Your instructions.
Lift out all lines below that contain "vamos".

Materials provided.
------------
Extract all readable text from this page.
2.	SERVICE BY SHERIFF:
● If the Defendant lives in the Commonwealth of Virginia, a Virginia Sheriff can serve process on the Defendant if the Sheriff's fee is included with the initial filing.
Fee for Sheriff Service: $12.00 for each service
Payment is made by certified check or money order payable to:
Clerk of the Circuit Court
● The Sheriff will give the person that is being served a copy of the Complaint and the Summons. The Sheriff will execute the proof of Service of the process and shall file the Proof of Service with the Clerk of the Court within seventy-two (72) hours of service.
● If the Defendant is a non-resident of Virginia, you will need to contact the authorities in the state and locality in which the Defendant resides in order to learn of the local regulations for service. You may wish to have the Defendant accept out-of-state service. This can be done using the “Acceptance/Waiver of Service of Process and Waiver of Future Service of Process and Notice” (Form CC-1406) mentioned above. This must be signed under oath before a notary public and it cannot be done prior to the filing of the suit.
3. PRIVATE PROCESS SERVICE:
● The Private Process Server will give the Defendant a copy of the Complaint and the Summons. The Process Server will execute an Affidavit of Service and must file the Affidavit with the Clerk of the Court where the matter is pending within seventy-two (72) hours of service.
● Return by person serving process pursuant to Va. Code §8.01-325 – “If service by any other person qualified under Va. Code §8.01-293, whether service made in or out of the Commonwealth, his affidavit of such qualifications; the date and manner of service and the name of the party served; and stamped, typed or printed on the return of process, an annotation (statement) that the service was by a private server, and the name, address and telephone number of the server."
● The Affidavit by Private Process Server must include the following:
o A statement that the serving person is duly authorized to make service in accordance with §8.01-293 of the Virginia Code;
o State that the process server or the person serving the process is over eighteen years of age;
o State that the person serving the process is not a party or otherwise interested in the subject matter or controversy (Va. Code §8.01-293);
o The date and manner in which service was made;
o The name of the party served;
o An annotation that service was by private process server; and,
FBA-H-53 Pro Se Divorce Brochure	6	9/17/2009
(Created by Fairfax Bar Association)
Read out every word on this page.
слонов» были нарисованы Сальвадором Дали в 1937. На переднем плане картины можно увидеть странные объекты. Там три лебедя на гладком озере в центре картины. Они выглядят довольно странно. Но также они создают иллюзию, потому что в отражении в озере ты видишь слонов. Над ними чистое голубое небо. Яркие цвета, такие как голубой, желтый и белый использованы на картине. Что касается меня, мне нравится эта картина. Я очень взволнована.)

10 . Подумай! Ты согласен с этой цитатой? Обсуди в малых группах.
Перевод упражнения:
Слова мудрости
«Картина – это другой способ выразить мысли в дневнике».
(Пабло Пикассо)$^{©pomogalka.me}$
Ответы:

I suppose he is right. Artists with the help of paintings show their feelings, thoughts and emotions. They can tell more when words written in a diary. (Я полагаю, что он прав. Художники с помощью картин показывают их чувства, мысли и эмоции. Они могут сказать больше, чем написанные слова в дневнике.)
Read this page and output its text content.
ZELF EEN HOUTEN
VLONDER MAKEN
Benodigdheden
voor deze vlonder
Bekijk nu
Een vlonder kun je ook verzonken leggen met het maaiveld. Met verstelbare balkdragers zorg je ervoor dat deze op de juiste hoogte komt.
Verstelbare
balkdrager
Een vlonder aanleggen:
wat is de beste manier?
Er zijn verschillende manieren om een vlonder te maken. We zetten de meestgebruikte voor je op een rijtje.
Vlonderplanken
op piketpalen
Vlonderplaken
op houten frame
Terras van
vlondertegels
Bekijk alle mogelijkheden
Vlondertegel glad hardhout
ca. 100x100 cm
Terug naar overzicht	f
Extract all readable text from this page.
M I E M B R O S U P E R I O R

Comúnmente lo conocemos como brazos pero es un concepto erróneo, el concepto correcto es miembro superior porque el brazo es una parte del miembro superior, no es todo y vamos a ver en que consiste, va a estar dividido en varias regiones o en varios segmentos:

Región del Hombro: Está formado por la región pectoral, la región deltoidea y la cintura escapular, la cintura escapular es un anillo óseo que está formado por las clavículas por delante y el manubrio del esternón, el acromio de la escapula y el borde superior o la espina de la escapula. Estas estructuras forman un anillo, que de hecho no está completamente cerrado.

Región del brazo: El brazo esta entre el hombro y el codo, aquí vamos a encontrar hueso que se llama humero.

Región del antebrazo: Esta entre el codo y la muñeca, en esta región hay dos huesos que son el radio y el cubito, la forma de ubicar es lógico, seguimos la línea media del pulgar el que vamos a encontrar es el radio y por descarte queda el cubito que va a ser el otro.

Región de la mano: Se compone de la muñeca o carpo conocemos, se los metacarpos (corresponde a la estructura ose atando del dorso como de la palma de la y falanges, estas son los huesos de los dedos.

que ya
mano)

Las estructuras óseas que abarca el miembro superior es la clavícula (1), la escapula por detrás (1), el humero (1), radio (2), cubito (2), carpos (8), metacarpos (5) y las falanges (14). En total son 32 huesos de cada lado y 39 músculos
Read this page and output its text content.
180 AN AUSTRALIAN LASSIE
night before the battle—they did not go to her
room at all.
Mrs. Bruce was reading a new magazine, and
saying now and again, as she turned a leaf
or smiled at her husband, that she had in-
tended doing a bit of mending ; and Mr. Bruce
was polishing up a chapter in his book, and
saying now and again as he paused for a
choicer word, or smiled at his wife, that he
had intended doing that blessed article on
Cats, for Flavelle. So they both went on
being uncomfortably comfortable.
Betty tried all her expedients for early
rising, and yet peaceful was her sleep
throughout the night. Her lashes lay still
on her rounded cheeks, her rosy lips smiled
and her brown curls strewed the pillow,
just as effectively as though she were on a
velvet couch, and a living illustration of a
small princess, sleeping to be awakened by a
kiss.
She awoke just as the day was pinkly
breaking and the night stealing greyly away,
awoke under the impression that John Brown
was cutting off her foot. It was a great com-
------------
Written reply.
Comúnmente lo conocemos como brazos pero es un concepto erróneo, el concepto correcto es miembro superior porque el brazo es una parte del miembro superior, no es todo y vamos a ver en que consiste, va a estar dividido en varias regiones o en varios segmentos:
Región del brazo: El brazo esta entre el hombro y el codo, aquí vamos a encontrar hueso que se llama humero.
Región del antebrazo: Esta entre el codo y la muñeca, en esta región hay dos huesos que son el radio y el cubito, la forma de ubicar es lógico, seguimos la línea media del pulgar el que vamos a encontrar es el radio y por descarte queda el cubito que va a ser el otro.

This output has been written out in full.